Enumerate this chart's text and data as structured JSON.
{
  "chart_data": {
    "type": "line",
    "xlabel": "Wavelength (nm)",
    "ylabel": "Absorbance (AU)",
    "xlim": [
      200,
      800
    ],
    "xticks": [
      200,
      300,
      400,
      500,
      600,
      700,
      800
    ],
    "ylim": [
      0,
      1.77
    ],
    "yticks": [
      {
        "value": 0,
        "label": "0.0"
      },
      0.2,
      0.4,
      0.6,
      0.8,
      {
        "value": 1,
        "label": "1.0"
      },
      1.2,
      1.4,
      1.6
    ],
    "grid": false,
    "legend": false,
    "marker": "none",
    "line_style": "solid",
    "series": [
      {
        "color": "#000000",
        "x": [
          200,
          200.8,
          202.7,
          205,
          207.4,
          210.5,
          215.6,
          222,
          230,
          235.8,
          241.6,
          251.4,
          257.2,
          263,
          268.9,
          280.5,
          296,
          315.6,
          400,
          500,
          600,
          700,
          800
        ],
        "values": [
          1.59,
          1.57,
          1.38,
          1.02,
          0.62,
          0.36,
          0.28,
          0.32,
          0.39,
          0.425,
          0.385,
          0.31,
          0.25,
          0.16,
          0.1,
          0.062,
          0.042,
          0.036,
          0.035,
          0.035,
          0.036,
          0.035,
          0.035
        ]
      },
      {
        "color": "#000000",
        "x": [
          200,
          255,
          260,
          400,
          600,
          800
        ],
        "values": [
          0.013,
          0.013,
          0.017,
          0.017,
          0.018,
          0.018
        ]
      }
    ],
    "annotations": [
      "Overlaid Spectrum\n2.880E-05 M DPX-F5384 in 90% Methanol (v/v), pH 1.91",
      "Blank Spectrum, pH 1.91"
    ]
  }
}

════════════════════

-- WHAT IS EXPECTED --
Working from the material above, retype it in its entirety without change.

-- TASK OUTPUT --
Enumerate this chart's text and data as structured JSON.
{
  "chart_data": {
    "type": "line",
    "xlabel": "Wavelength (nm)",
    "ylabel": "Absorbance (AU)",
    "xlim": [
      200,
      800
    ],
    "xticks": [
      200,
      300,
      400,
      500,
      600,
      700,
      800
    ],
    "ylim": [
      0,
      1.77
    ],
    "yticks": [
      {
        "value": 0,
        "label": "0.0"
      },
      0.2,
      0.4,
      0.6,
      0.8,
      {
        "value": 1,
        "label": "1.0"
      },
      1.2,
      1.4,
      1.6
    ],
    "grid": false,
    "legend": false,
    "marker": "none",
    "line_style": "solid",
    "series": [
      {
        "color": "#000000",
        "x": [
          200,
          200.8,
          202.7,
          205,
          207.4,
          210.5,
          215.6,
          222,
          230,
          235.8,
          241.6,
          251.4,
          257.2,
          263,
          268.9,
          280.5,
          296,
          315.6,
          400,
          500,
          600,
          700,
          800
        ],
        "values": [
          1.59,
          1.57,
          1.38,
          1.02,
          0.62,
          0.36,
          0.28,
          0.32,
          0.39,
          0.425,
          0.385,
          0.31,
          0.25,
          0.16,
          0.1,
          0.062,
          0.042,
          0.036,
          0.035,
          0.035,
          0.036,
          0.035,
          0.035
        ]
      },
      {
        "color": "#000000",
        "x": [
          200,
          255,
          260,
          400,
          600,
          800
        ],
        "values": [
          0.013,
          0.013,
          0.017,
          0.017,
          0.018,
          0.018
        ]
      }
    ],
    "annotations": [
      "Overlaid Spectrum\n2.880E-05 M DPX-F5384 in 90% Methanol (v/v), pH 1.91",
      "Blank Spectrum, pH 1.91"
    ]
  }
}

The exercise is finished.